--- Job ---
The exercise asks for every line of the data to be reproduced exactly.

--- Exercise data ---
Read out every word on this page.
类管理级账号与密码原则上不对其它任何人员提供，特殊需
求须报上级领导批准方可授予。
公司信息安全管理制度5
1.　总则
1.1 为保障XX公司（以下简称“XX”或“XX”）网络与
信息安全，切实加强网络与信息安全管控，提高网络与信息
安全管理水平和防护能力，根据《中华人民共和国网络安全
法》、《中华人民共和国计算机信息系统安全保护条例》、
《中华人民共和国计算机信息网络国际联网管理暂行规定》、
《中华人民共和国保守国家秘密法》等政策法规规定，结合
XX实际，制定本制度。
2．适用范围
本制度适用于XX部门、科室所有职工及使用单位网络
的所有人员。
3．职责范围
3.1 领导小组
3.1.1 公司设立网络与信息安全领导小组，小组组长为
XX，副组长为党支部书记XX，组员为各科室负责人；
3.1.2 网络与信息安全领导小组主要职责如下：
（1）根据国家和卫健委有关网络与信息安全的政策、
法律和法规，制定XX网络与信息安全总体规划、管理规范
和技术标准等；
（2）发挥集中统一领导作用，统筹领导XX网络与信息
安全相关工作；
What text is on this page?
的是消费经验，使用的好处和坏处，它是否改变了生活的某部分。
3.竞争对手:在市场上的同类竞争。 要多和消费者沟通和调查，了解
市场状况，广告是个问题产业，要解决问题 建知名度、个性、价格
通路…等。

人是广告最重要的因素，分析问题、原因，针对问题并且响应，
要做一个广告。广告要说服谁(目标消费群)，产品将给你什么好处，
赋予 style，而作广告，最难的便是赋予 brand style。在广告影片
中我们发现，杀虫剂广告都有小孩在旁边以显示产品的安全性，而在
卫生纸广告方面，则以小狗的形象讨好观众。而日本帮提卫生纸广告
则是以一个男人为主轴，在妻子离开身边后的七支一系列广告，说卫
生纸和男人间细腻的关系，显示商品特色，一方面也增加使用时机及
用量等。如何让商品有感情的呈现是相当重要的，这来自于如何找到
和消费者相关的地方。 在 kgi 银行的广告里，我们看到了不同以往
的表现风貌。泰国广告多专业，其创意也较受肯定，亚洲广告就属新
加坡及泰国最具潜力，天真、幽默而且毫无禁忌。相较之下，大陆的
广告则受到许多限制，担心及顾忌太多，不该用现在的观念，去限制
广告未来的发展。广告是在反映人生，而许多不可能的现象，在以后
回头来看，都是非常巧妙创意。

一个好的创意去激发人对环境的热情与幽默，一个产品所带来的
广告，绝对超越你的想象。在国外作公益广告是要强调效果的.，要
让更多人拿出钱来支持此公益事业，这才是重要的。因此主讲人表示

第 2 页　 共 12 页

--- Correct result ---
Read out every word on this page.
类管理级账号与密码原则上不对其它任何人员提供，特殊需
求须报上级领导批准方可授予。
公司信息安全管理制度5
1.　总则
1.1 为保障XX公司（以下简称“XX”或“XX”）网络与
信息安全，切实加强网络与信息安全管控，提高网络与信息
安全管理水平和防护能力，根据《中华人民共和国网络安全
法》、《中华人民共和国计算机信息系统安全保护条例》、
《中华人民共和国计算机信息网络国际联网管理暂行规定》、
《中华人民共和国保守国家秘密法》等政策法规规定，结合
XX实际，制定本制度。
2．适用范围
本制度适用于XX部门、科室所有职工及使用单位网络
的所有人员。
3．职责范围
3.1 领导小组
3.1.1 公司设立网络与信息安全领导小组，小组组长为
XX，副组长为党支部书记XX，组员为各科室负责人；
3.1.2 网络与信息安全领导小组主要职责如下：
（1）根据国家和卫健委有关网络与信息安全的政策、
法律和法规，制定XX网络与信息安全总体规划、管理规范
和技术标准等；
（2）发挥集中统一领导作用，统筹领导XX网络与信息
安全相关工作；
What text is on this page?
的是消费经验，使用的好处和坏处，它是否改变了生活的某部分。
3.竞争对手:在市场上的同类竞争。 要多和消费者沟通和调查，了解
市场状况，广告是个问题产业，要解决问题 建知名度、个性、价格
通路…等。

人是广告最重要的因素，分析问题、原因，针对问题并且响应，
要做一个广告。广告要说服谁(目标消费群)，产品将给你什么好处，
赋予 style，而作广告，最难的便是赋予 brand style。在广告影片
中我们发现，杀虫剂广告都有小孩在旁边以显示产品的安全性，而在
卫生纸广告方面，则以小狗的形象讨好观众。而日本帮提卫生纸广告
则是以一个男人为主轴，在妻子离开身边后的七支一系列广告，说卫
生纸和男人间细腻的关系，显示商品特色，一方面也增加使用时机及
用量等。如何让商品有感情的呈现是相当重要的，这来自于如何找到
和消费者相关的地方。 在 kgi 银行的广告里，我们看到了不同以往
的表现风貌。泰国广告多专业，其创意也较受肯定，亚洲广告就属新
加坡及泰国最具潜力，天真、幽默而且毫无禁忌。相较之下，大陆的
广告则受到许多限制，担心及顾忌太多，不该用现在的观念，去限制
广告未来的发展。广告是在反映人生，而许多不可能的现象，在以后
回头来看，都是非常巧妙创意。

一个好的创意去激发人对环境的热情与幽默，一个产品所带来的
广告，绝对超越你的想象。在国外作公益广告是要强调效果的.，要
让更多人拿出钱来支持此公益事业，这才是重要的。因此主讲人表示

第 2 页　 共 12 页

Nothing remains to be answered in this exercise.